| Short task |
Print the entries in full, word for word, but not the pictures.

— START Material —

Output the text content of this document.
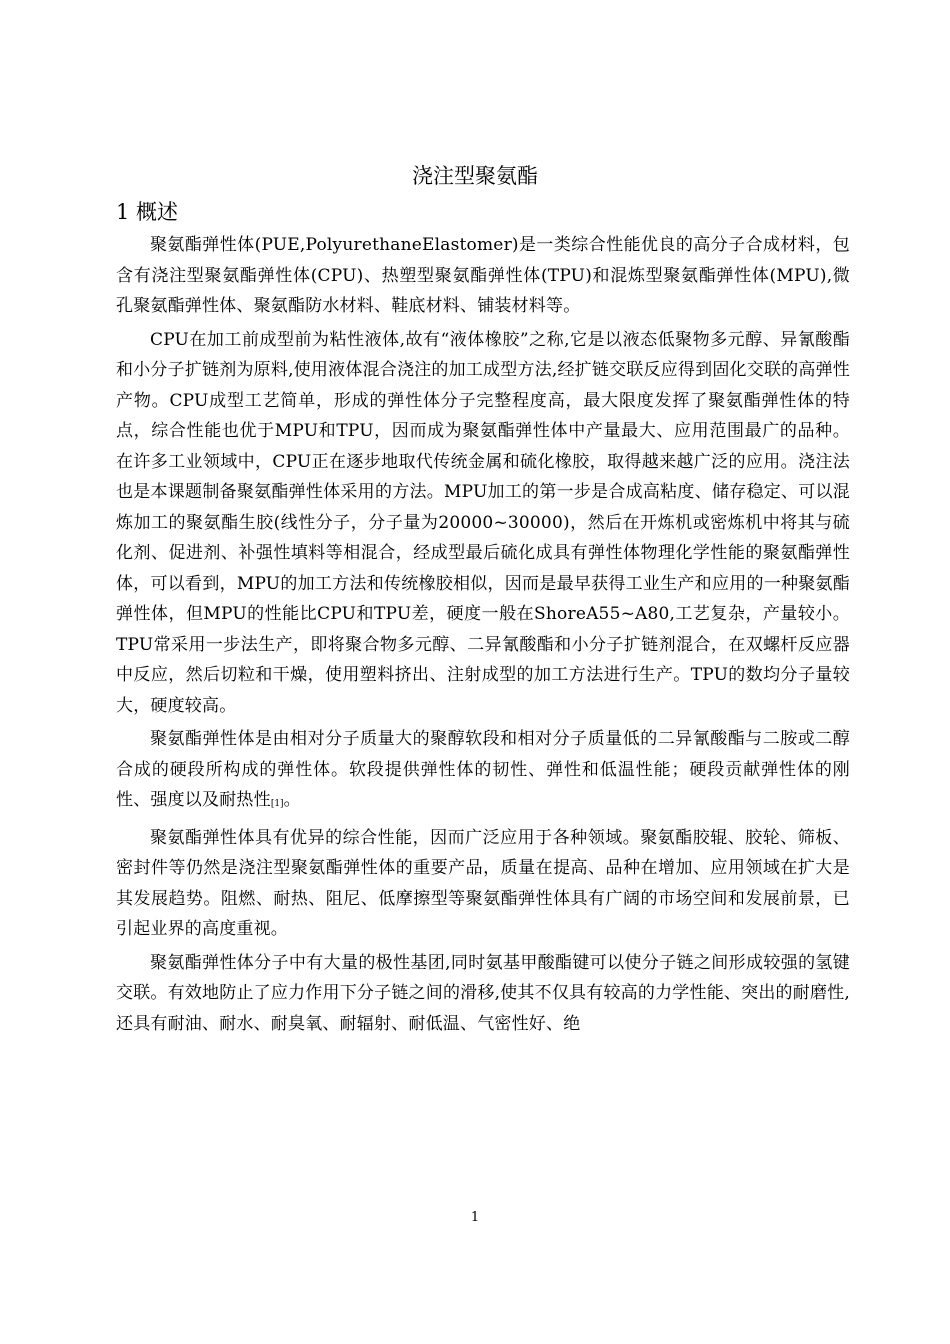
浇注型聚氨酯
1 概述

聚氨酯弹性体(PUE,PolyurethaneElastomer)是一类综合性能优良的高分子合成材料，包含有浇注型聚氨酯弹性体(CPU)、热塑型聚氨酯弹性体(TPU)和混炼型聚氨酯弹性体(MPU),微孔聚氨酯弹性体、聚氨酯防水材料、鞋底材料、铺装材料等。

CPU在加工前成型前为粘性液体,故有“液体橡胶”之称,它是以液态低聚物多元醇、异氰酸酯和小分子扩链剂为原料,使用液体混合浇注的加工成型方法,经扩链交联反应得到固化交联的高弹性产物。CPU成型工艺简单，形成的弹性体分子完整程度高，最大限度发挥了聚氨酯弹性体的特点，综合性能也优于MPU和TPU，因而成为聚氨酯弹性体中产量最大、应用范围最广的品种。在许多工业领域中，CPU正在逐步地取代传统金属和硫化橡胶，取得越来越广泛的应用。浇注法也是本课题制备聚氨酯弹性体采用的方法。MPU加工的第一步是合成高粘度、储存稳定、可以混炼加工的聚氨酯生胶(线性分子，分子量为20000~30000)，然后在开炼机或密炼机中将其与硫化剂、促进剂、补强性填料等相混合，经成型最后硫化成具有弹性体物理化学性能的聚氨酯弹性体，可以看到，MPU的加工方法和传统橡胶相似，因而是最早获得工业生产和应用的一种聚氨酯弹性体，但MPU的性能比CPU和TPU差，硬度一般在ShoreA55~A80,工艺复杂，产量较小。TPU常采用一步法生产，即将聚合物多元醇、二异氰酸酯和小分子扩链剂混合，在双螺杆反应器中反应，然后切粒和干燥，使用塑料挤出、注射成型的加工方法进行生产。TPU的数均分子量较大，硬度较高。

聚氨酯弹性体是由相对分子质量大的聚醇软段和相对分子质量低的二异氰酸酯与二胺或二醇合成的硬段所构成的弹性体。软段提供弹性体的韧性、弹性和低温性能；硬段贡献弹性体的刚性、强度以及耐热性[1]。

聚氨酯弹性体具有优异的综合性能，因而广泛应用于各种领域。聚氨酯胶辊、胶轮、筛板、密封件等仍然是浇注型聚氨酯弹性体的重要产品，质量在提高、品种在增加、应用领域在扩大是其发展趋势。阻燃、耐热、阻尼、低摩擦型等聚氨酯弹性体具有广阔的市场空间和发展前景，已引起业界的高度重视。

聚氨酯弹性体分子中有大量的极性基团,同时氨基甲酸酯键可以使分子链之间形成较强的氢键交联。有效地防止了应力作用下分子链之间的滑移,使其不仅具有较高的力学性能、突出的耐磨性,还具有耐油、耐水、耐臭氧、耐辐射、耐低温、气密性好、绝

1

— END Material —

| Solution |
Output the text content of this document.
浇注型聚氨酯
1 概述

聚氨酯弹性体(PUE,PolyurethaneElastomer)是一类综合性能优良的高分子合成材料，包含有浇注型聚氨酯弹性体(CPU)、热塑型聚氨酯弹性体(TPU)和混炼型聚氨酯弹性体(MPU),微孔聚氨酯弹性体、聚氨酯防水材料、鞋底材料、铺装材料等。

CPU在加工前成型前为粘性液体,故有“液体橡胶”之称,它是以液态低聚物多元醇、异氰酸酯和小分子扩链剂为原料,使用液体混合浇注的加工成型方法,经扩链交联反应得到固化交联的高弹性产物。CPU成型工艺简单，形成的弹性体分子完整程度高，最大限度发挥了聚氨酯弹性体的特点，综合性能也优于MPU和TPU，因而成为聚氨酯弹性体中产量最大、应用范围最广的品种。在许多工业领域中，CPU正在逐步地取代传统金属和硫化橡胶，取得越来越广泛的应用。浇注法也是本课题制备聚氨酯弹性体采用的方法。MPU加工的第一步是合成高粘度、储存稳定、可以混炼加工的聚氨酯生胶(线性分子，分子量为20000~30000)，然后在开炼机或密炼机中将其与硫化剂、促进剂、补强性填料等相混合，经成型最后硫化成具有弹性体物理化学性能的聚氨酯弹性体，可以看到，MPU的加工方法和传统橡胶相似，因而是最早获得工业生产和应用的一种聚氨酯弹性体，但MPU的性能比CPU和TPU差，硬度一般在ShoreA55~A80,工艺复杂，产量较小。TPU常采用一步法生产，即将聚合物多元醇、二异氰酸酯和小分子扩链剂混合，在双螺杆反应器中反应，然后切粒和干燥，使用塑料挤出、注射成型的加工方法进行生产。TPU的数均分子量较大，硬度较高。

聚氨酯弹性体是由相对分子质量大的聚醇软段和相对分子质量低的二异氰酸酯与二胺或二醇合成的硬段所构成的弹性体。软段提供弹性体的韧性、弹性和低温性能；硬段贡献弹性体的刚性、强度以及耐热性[1]。

聚氨酯弹性体具有优异的综合性能，因而广泛应用于各种领域。聚氨酯胶辊、胶轮、筛板、密封件等仍然是浇注型聚氨酯弹性体的重要产品，质量在提高、品种在增加、应用领域在扩大是其发展趋势。阻燃、耐热、阻尼、低摩擦型等聚氨酯弹性体具有广阔的市场空间和发展前景，已引起业界的高度重视。

聚氨酯弹性体分子中有大量的极性基团,同时氨基甲酸酯键可以使分子链之间形成较强的氢键交联。有效地防止了应力作用下分子链之间的滑移,使其不仅具有较高的力学性能、突出的耐磨性,还具有耐油、耐水、耐臭氧、耐辐射、耐低温、气密性好、绝

1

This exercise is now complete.